- Data shown -
— Begin —

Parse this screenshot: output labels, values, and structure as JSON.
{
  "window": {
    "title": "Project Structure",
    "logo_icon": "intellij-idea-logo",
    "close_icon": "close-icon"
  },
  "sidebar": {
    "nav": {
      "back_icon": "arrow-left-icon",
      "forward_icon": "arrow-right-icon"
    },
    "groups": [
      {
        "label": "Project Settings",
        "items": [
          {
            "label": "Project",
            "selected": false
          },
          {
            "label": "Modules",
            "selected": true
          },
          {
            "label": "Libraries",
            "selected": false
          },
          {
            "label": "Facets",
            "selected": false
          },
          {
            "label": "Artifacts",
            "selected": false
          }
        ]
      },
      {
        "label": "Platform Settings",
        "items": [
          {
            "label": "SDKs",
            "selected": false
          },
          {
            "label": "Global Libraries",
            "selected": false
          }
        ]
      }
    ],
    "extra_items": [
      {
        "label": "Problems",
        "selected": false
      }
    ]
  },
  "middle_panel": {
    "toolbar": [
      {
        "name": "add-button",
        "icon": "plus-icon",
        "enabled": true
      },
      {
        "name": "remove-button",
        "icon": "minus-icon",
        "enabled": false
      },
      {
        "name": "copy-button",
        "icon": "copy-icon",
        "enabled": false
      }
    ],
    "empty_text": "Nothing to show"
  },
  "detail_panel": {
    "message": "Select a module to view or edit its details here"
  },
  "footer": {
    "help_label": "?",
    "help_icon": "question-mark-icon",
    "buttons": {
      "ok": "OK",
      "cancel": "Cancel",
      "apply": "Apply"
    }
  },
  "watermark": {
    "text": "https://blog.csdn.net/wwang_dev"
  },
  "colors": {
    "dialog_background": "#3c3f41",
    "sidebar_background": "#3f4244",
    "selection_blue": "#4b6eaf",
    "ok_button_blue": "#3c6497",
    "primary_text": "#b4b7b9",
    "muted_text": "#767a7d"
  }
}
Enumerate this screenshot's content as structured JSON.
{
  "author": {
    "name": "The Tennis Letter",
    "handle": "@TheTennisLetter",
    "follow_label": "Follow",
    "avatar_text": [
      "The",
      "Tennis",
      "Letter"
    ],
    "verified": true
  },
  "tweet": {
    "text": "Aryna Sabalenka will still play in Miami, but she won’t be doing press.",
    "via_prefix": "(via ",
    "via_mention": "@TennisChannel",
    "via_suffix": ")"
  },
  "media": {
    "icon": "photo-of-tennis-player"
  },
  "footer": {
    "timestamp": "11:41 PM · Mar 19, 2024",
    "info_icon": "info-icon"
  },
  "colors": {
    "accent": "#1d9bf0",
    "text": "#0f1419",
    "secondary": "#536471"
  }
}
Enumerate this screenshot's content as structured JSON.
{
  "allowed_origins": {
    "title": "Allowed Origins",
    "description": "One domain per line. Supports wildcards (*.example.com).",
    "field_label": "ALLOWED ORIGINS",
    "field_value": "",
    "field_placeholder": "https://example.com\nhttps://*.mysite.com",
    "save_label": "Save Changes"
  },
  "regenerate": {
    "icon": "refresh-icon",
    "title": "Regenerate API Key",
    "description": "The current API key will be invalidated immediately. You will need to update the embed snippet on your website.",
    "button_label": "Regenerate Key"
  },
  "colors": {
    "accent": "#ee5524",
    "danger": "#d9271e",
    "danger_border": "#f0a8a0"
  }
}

— End —

Retype all the records, matching them exactly.

- Result of this exercise -
Parse this screenshot: output labels, values, and structure as JSON.
{
  "window": {
    "title": "Project Structure",
    "logo_icon": "intellij-idea-logo",
    "close_icon": "close-icon"
  },
  "sidebar": {
    "nav": {
      "back_icon": "arrow-left-icon",
      "forward_icon": "arrow-right-icon"
    },
    "groups": [
      {
        "label": "Project Settings",
        "items": [
          {
            "label": "Project",
            "selected": false
          },
          {
            "label": "Modules",
            "selected": true
          },
          {
            "label": "Libraries",
            "selected": false
          },
          {
            "label": "Facets",
            "selected": false
          },
          {
            "label": "Artifacts",
            "selected": false
          }
        ]
      },
      {
        "label": "Platform Settings",
        "items": [
          {
            "label": "SDKs",
            "selected": false
          },
          {
            "label": "Global Libraries",
            "selected": false
          }
        ]
      }
    ],
    "extra_items": [
      {
        "label": "Problems",
        "selected": false
      }
    ]
  },
  "middle_panel": {
    "toolbar": [
      {
        "name": "add-button",
        "icon": "plus-icon",
        "enabled": true
      },
      {
        "name": "remove-button",
        "icon": "minus-icon",
        "enabled": false
      },
      {
        "name": "copy-button",
        "icon": "copy-icon",
        "enabled": false
      }
    ],
    "empty_text": "Nothing to show"
  },
  "detail_panel": {
    "message": "Select a module to view or edit its details here"
  },
  "footer": {
    "help_label": "?",
    "help_icon": "question-mark-icon",
    "buttons": {
      "ok": "OK",
      "cancel": "Cancel",
      "apply": "Apply"
    }
  },
  "watermark": {
    "text": "https://blog.csdn.net/wwang_dev"
  },
  "colors": {
    "dialog_background": "#3c3f41",
    "sidebar_background": "#3f4244",
    "selection_blue": "#4b6eaf",
    "ok_button_blue": "#3c6497",
    "primary_text": "#b4b7b9",
    "muted_text": "#767a7d"
  }
}
Enumerate this screenshot's content as structured JSON.
{
  "author": {
    "name": "The Tennis Letter",
    "handle": "@TheTennisLetter",
    "follow_label": "Follow",
    "avatar_text": [
      "The",
      "Tennis",
      "Letter"
    ],
    "verified": true
  },
  "tweet": {
    "text": "Aryna Sabalenka will still play in Miami, but she won’t be doing press.",
    "via_prefix": "(via ",
    "via_mention": "@TennisChannel",
    "via_suffix": ")"
  },
  "media": {
    "icon": "photo-of-tennis-player"
  },
  "footer": {
    "timestamp": "11:41 PM · Mar 19, 2024",
    "info_icon": "info-icon"
  },
  "colors": {
    "accent": "#1d9bf0",
    "text": "#0f1419",
    "secondary": "#536471"
  }
}
Enumerate this screenshot's content as structured JSON.
{
  "allowed_origins": {
    "title": "Allowed Origins",
    "description": "One domain per line. Supports wildcards (*.example.com).",
    "field_label": "ALLOWED ORIGINS",
    "field_value": "",
    "field_placeholder": "https://example.com\nhttps://*.mysite.com",
    "save_label": "Save Changes"
  },
  "regenerate": {
    "icon": "refresh-icon",
    "title": "Regenerate API Key",
    "description": "The current API key will be invalidated immediately. You will need to update the embed snippet on your website.",
    "button_label": "Regenerate Key"
  },
  "colors": {
    "accent": "#ee5524",
    "danger": "#d9271e",
    "danger_border": "#f0a8a0"
  }
}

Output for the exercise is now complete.